--- Items ---
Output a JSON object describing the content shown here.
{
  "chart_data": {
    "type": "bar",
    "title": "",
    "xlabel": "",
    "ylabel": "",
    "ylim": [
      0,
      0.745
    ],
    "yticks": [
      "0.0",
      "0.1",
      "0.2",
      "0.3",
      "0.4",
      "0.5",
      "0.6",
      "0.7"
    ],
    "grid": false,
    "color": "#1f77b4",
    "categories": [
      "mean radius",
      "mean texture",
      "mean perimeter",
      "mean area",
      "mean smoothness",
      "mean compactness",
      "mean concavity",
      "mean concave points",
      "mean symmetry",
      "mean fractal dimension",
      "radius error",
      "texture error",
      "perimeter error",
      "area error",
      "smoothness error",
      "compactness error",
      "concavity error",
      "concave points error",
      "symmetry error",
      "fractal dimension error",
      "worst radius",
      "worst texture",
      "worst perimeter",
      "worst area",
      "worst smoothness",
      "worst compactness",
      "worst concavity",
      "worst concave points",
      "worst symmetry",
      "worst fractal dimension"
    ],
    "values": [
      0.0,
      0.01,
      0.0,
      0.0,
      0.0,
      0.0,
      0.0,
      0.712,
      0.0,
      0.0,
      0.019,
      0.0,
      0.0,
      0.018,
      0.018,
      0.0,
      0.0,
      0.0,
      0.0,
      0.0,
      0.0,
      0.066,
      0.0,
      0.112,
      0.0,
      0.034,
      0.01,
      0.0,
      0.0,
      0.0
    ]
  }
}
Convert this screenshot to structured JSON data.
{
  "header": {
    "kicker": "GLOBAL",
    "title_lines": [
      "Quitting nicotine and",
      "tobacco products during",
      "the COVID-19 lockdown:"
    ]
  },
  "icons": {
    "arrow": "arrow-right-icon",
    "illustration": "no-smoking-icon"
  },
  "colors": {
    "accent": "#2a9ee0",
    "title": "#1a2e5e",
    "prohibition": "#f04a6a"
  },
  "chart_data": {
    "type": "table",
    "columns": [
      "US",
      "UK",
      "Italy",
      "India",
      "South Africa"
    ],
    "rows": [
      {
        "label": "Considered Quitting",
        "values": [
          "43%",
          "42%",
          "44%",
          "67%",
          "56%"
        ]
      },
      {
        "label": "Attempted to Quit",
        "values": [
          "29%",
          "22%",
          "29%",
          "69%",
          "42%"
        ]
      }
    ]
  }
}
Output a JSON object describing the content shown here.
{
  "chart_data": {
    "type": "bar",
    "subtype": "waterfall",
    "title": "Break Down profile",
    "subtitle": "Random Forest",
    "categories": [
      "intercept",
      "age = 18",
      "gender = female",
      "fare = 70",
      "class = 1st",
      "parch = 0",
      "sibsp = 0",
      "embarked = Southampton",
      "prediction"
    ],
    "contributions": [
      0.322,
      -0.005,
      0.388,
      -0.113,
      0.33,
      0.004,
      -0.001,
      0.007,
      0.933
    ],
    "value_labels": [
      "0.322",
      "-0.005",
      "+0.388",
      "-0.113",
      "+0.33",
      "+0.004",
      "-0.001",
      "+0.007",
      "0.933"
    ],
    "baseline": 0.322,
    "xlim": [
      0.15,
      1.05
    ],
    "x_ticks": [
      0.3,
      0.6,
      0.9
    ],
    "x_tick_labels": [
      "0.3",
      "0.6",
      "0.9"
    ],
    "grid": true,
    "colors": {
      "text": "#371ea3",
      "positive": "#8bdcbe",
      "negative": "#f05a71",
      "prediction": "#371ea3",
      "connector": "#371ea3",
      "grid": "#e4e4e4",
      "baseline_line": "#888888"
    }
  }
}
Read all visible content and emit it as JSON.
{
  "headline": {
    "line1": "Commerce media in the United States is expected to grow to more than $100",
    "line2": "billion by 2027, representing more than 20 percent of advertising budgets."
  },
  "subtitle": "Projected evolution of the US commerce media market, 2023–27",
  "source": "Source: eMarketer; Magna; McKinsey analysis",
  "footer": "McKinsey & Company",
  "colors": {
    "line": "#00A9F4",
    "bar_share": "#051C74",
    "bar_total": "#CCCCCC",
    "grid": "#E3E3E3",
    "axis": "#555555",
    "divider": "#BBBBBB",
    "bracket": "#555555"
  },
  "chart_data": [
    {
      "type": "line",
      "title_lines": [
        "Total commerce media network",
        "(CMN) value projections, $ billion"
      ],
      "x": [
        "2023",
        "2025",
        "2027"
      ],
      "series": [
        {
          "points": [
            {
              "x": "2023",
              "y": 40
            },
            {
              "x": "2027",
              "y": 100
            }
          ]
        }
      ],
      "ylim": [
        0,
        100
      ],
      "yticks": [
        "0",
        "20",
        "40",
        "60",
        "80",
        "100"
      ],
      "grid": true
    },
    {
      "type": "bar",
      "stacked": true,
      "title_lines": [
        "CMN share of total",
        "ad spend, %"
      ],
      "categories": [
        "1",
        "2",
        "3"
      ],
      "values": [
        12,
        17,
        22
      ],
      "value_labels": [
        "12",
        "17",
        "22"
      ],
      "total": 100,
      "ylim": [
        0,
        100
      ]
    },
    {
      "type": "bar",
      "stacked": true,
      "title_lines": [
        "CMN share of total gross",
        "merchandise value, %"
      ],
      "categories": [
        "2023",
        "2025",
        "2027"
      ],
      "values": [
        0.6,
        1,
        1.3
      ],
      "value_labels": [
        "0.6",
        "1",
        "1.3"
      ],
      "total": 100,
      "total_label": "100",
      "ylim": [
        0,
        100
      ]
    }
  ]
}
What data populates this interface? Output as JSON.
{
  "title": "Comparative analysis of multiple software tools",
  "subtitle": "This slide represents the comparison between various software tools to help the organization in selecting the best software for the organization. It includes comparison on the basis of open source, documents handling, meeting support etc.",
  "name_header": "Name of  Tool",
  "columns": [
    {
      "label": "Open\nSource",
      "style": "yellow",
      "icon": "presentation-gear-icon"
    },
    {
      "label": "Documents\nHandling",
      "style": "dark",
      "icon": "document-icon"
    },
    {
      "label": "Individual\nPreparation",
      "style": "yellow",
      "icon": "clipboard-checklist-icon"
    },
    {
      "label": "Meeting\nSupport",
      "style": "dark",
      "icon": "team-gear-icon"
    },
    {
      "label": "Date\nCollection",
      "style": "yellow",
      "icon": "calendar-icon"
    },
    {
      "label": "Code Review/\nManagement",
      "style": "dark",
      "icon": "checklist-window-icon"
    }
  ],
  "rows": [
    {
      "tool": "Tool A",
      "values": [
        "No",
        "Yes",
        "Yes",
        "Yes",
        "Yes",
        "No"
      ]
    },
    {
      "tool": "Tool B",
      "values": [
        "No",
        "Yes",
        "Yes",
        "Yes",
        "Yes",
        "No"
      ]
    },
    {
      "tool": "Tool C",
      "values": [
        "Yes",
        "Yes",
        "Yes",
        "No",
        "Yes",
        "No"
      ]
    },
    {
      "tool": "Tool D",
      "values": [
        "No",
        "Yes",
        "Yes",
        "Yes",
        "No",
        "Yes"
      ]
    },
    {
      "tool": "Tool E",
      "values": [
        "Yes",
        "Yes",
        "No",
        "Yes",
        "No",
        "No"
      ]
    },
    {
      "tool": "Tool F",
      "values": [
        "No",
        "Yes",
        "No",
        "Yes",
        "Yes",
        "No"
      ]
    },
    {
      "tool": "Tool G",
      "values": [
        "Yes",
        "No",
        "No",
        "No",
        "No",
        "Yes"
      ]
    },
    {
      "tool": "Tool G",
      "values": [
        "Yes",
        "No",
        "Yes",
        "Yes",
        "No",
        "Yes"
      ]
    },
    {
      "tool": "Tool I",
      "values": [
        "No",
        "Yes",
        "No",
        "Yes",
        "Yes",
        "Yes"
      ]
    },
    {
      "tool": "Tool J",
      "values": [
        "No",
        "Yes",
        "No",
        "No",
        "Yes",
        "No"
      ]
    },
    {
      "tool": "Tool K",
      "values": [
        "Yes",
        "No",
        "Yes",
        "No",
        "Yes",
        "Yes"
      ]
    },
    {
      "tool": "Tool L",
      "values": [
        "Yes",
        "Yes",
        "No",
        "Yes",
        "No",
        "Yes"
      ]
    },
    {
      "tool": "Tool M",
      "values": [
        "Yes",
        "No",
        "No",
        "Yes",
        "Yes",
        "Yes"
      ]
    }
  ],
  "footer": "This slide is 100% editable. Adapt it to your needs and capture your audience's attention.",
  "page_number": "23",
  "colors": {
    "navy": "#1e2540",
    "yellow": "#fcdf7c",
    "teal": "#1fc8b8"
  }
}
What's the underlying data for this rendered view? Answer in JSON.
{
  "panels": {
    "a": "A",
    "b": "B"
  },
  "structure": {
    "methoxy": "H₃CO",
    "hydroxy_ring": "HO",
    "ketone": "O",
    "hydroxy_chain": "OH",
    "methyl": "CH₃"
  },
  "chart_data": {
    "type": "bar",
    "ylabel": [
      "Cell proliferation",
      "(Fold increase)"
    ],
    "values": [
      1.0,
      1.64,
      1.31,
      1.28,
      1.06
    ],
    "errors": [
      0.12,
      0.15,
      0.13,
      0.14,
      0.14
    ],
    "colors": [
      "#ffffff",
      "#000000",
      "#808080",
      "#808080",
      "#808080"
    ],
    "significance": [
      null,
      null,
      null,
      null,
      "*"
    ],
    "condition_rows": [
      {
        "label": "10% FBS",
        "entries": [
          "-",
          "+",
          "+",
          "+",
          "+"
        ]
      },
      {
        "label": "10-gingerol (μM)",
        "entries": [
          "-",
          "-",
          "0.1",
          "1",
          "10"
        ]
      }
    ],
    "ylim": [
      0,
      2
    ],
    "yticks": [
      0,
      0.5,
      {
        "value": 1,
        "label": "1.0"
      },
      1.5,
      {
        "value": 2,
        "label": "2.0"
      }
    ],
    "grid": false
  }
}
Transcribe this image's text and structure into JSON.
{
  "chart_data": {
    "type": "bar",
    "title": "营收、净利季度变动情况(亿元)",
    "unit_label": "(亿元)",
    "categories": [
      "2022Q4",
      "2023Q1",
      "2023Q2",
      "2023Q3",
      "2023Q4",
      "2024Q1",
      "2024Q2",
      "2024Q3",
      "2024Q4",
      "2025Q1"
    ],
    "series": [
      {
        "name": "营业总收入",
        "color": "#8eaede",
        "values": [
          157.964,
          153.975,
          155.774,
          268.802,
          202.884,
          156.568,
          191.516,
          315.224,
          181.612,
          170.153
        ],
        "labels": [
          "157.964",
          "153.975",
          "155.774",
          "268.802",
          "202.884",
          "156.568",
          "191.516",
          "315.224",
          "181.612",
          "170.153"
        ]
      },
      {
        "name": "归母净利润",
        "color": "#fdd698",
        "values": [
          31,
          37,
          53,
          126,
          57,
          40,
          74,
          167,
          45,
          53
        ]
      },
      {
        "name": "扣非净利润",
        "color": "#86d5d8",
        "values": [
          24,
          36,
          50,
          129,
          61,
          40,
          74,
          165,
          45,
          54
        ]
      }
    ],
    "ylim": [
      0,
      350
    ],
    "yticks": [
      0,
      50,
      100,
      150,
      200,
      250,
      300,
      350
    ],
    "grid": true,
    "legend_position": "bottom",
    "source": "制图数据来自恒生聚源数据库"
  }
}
---
Problem requirements
Tally the lines in these entries that have the string "smoothness" in them, then answer with the count and nothing else.

Exercise result
3